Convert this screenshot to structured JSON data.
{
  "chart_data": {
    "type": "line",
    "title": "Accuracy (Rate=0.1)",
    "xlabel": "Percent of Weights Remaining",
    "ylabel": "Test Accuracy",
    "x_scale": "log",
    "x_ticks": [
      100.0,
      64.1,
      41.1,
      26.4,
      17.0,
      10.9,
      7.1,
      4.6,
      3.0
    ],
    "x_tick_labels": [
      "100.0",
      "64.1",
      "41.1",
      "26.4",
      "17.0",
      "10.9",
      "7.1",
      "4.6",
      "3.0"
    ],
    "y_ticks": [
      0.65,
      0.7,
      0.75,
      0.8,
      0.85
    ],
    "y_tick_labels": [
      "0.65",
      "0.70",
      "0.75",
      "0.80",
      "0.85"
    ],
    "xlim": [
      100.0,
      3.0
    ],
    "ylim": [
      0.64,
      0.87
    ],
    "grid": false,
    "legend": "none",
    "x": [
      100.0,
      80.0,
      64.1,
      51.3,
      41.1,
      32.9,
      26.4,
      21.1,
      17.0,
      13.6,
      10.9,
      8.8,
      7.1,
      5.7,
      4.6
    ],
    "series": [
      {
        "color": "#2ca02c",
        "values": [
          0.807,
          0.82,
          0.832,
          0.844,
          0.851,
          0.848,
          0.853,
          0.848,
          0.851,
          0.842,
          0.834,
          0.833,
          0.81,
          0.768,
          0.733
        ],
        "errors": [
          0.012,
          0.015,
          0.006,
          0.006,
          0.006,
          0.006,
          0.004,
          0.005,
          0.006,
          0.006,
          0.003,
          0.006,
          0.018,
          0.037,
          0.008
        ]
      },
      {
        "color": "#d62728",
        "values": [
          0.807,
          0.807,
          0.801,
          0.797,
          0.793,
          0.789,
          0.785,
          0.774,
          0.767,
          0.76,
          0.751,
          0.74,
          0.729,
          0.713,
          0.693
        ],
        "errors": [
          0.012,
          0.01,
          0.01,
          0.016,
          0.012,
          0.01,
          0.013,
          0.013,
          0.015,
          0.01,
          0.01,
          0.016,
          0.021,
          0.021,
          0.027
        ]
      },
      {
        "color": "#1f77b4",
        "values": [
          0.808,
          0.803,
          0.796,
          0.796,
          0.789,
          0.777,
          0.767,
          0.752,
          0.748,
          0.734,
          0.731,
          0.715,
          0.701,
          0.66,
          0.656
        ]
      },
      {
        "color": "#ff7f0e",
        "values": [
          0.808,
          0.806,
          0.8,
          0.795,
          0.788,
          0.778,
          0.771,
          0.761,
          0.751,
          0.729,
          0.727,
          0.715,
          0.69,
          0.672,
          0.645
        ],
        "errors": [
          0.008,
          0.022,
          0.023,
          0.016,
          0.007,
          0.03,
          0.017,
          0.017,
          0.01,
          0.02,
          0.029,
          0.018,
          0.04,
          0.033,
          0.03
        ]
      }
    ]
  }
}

______

### Short exercise
Copy every line exactly. Leave nothing out.

### Full answer
Convert this screenshot to structured JSON data.
{
  "chart_data": {
    "type": "line",
    "title": "Accuracy (Rate=0.1)",
    "xlabel": "Percent of Weights Remaining",
    "ylabel": "Test Accuracy",
    "x_scale": "log",
    "x_ticks": [
      100.0,
      64.1,
      41.1,
      26.4,
      17.0,
      10.9,
      7.1,
      4.6,
      3.0
    ],
    "x_tick_labels": [
      "100.0",
      "64.1",
      "41.1",
      "26.4",
      "17.0",
      "10.9",
      "7.1",
      "4.6",
      "3.0"
    ],
    "y_ticks": [
      0.65,
      0.7,
      0.75,
      0.8,
      0.85
    ],
    "y_tick_labels": [
      "0.65",
      "0.70",
      "0.75",
      "0.80",
      "0.85"
    ],
    "xlim": [
      100.0,
      3.0
    ],
    "ylim": [
      0.64,
      0.87
    ],
    "grid": false,
    "legend": "none",
    "x": [
      100.0,
      80.0,
      64.1,
      51.3,
      41.1,
      32.9,
      26.4,
      21.1,
      17.0,
      13.6,
      10.9,
      8.8,
      7.1,
      5.7,
      4.6
    ],
    "series": [
      {
        "color": "#2ca02c",
        "values": [
          0.807,
          0.82,
          0.832,
          0.844,
          0.851,
          0.848,
          0.853,
          0.848,
          0.851,
          0.842,
          0.834,
          0.833,
          0.81,
          0.768,
          0.733
        ],
        "errors": [
          0.012,
          0.015,
          0.006,
          0.006,
          0.006,
          0.006,
          0.004,
          0.005,
          0.006,
          0.006,
          0.003,
          0.006,
          0.018,
          0.037,
          0.008
        ]
      },
      {
        "color": "#d62728",
        "values": [
          0.807,
          0.807,
          0.801,
          0.797,
          0.793,
          0.789,
          0.785,
          0.774,
          0.767,
          0.76,
          0.751,
          0.74,
          0.729,
          0.713,
          0.693
        ],
        "errors": [
          0.012,
          0.01,
          0.01,
          0.016,
          0.012,
          0.01,
          0.013,
          0.013,
          0.015,
          0.01,
          0.01,
          0.016,
          0.021,
          0.021,
          0.027
        ]
      },
      {
        "color": "#1f77b4",
        "values": [
          0.808,
          0.803,
          0.796,
          0.796,
          0.789,
          0.777,
          0.767,
          0.752,
          0.748,
          0.734,
          0.731,
          0.715,
          0.701,
          0.66,
          0.656
        ]
      },
      {
        "color": "#ff7f0e",
        "values": [
          0.808,
          0.806,
          0.8,
          0.795,
          0.788,
          0.778,
          0.771,
          0.761,
          0.751,
          0.729,
          0.727,
          0.715,
          0.69,
          0.672,
          0.645
        ],
        "errors": [
          0.008,
          0.022,
          0.023,
          0.016,
          0.007,
          0.03,
          0.017,
          0.017,
          0.01,
          0.02,
          0.029,
          0.018,
          0.04,
          0.033,
          0.03
        ]
      }
    ]
  }
}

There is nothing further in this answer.